- **Data shown**:
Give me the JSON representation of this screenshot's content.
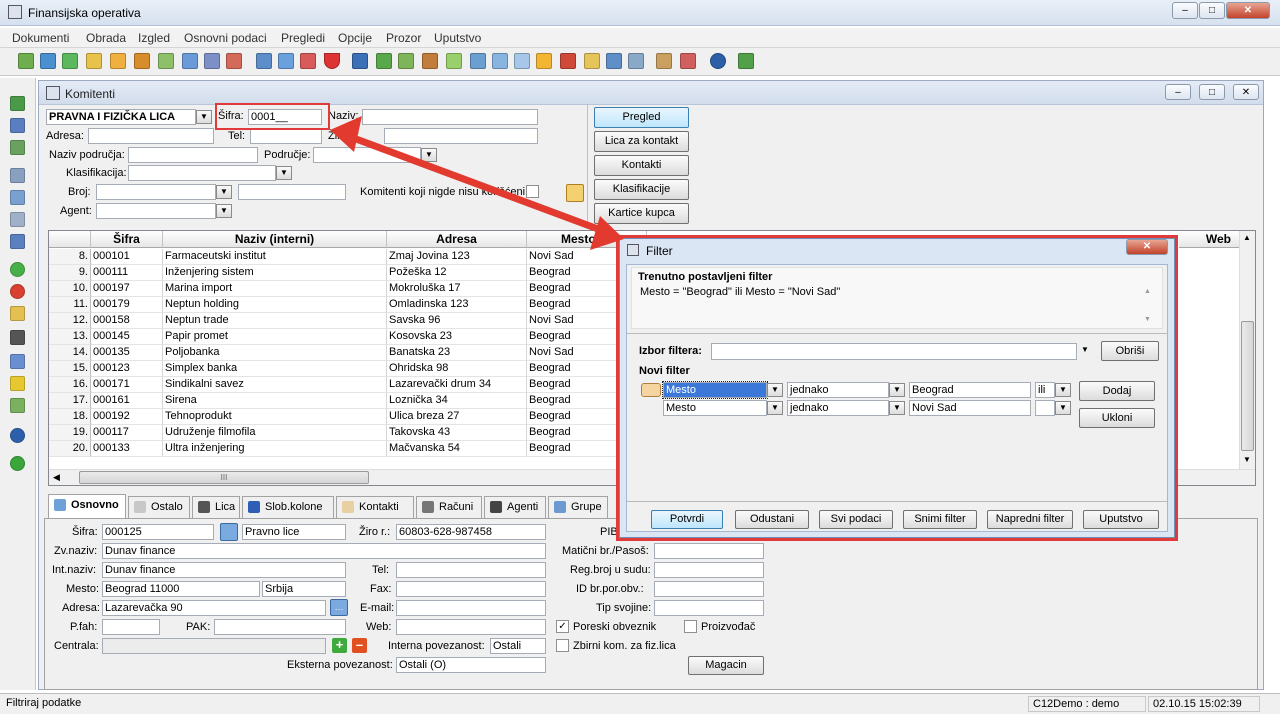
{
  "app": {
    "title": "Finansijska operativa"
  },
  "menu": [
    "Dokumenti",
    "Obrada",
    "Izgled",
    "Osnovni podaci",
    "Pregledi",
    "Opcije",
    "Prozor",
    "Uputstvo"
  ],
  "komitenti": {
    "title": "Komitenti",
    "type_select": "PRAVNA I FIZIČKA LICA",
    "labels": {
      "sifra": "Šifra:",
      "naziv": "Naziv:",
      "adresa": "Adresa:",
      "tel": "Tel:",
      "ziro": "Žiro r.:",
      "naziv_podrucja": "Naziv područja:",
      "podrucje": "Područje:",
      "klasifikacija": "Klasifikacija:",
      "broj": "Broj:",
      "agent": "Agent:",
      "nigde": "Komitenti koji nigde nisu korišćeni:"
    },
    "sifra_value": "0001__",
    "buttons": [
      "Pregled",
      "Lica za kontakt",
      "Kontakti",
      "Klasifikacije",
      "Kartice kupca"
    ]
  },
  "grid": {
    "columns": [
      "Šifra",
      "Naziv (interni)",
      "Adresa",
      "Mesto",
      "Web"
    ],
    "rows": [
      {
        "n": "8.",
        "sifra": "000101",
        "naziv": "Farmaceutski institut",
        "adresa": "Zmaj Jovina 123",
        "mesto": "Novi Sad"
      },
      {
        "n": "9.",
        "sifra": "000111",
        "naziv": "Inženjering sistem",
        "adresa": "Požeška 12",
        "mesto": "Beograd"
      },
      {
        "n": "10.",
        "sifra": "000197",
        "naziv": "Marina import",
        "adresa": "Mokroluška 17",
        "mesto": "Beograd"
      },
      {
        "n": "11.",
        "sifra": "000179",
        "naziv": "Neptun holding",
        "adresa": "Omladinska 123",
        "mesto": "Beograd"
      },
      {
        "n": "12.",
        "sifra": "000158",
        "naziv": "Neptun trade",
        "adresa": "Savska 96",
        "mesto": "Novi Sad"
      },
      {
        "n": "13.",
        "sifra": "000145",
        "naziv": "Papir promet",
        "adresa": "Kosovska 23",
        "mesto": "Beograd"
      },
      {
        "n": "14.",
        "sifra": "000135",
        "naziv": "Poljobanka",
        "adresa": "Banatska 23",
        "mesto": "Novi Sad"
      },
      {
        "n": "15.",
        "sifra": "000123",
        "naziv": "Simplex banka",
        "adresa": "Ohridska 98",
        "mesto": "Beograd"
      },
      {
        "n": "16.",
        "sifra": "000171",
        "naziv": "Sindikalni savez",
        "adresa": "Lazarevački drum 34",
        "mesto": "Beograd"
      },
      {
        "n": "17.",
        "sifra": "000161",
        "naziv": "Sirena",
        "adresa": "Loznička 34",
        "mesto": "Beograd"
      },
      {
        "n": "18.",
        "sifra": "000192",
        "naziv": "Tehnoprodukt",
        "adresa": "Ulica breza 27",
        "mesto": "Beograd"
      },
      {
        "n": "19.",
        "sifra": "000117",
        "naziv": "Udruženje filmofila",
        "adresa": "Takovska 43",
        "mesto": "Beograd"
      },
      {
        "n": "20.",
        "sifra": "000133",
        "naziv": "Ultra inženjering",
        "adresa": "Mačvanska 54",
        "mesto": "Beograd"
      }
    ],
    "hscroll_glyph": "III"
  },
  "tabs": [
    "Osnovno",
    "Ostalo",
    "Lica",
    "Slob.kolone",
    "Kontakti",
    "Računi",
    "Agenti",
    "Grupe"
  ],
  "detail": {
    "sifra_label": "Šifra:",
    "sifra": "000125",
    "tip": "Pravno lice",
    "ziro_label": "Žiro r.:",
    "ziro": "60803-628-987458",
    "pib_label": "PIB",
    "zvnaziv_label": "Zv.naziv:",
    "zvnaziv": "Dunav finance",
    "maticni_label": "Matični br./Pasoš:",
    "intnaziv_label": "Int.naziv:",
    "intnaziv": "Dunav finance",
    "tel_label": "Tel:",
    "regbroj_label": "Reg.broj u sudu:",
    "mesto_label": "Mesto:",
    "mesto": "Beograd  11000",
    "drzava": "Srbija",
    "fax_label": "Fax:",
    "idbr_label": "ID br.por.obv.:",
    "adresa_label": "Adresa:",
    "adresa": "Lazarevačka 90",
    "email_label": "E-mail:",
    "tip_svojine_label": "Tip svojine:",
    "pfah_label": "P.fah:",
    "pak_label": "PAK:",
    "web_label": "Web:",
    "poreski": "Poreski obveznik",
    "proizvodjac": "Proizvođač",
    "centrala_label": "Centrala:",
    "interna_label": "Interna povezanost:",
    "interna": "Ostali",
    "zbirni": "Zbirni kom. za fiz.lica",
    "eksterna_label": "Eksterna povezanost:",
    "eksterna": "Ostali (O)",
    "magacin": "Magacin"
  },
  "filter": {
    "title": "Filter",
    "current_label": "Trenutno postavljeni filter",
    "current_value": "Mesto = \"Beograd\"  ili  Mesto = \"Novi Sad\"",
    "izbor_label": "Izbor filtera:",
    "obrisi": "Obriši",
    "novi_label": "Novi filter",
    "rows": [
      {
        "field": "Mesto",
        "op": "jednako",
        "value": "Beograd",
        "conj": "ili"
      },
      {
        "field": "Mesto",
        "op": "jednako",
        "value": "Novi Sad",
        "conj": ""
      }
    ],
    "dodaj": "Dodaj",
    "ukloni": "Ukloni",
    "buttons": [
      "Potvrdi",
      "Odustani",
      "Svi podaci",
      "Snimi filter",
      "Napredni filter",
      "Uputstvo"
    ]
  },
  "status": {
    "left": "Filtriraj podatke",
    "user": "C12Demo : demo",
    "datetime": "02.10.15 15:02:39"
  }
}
...
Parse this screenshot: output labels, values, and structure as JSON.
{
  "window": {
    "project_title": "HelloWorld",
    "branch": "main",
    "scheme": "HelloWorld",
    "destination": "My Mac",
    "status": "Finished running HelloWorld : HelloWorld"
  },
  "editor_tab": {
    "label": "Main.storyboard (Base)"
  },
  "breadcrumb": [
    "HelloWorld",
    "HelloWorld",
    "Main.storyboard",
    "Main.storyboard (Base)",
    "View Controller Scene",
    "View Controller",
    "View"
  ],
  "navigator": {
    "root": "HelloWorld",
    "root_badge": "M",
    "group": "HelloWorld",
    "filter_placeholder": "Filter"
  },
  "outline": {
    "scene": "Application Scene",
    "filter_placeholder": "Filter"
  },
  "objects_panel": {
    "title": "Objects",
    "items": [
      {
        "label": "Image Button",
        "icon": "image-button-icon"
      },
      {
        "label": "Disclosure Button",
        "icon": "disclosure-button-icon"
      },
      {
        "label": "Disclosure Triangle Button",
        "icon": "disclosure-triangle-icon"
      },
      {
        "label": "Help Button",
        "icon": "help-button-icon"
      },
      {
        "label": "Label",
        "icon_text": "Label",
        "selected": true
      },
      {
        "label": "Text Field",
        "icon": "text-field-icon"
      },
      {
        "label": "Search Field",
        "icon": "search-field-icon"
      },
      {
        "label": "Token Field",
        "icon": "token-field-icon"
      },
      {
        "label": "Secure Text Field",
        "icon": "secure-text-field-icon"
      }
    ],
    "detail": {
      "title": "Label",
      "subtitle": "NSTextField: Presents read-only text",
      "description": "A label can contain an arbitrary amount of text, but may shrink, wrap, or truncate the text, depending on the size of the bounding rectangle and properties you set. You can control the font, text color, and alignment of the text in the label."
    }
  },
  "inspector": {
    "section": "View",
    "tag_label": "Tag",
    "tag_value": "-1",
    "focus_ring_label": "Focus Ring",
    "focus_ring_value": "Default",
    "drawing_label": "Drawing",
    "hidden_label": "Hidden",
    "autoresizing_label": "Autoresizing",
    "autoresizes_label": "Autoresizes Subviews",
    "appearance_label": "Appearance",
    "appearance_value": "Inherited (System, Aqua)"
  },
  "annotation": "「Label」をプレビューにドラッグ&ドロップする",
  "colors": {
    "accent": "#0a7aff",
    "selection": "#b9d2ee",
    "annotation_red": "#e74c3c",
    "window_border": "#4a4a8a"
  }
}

- **Problem to work on**:
Extract each line holding the string "screenshot".

- **Answer to this exercise**:
Give me the JSON representation of this screenshot's content.
Parse this screenshot: output labels, values, and structure as JSON.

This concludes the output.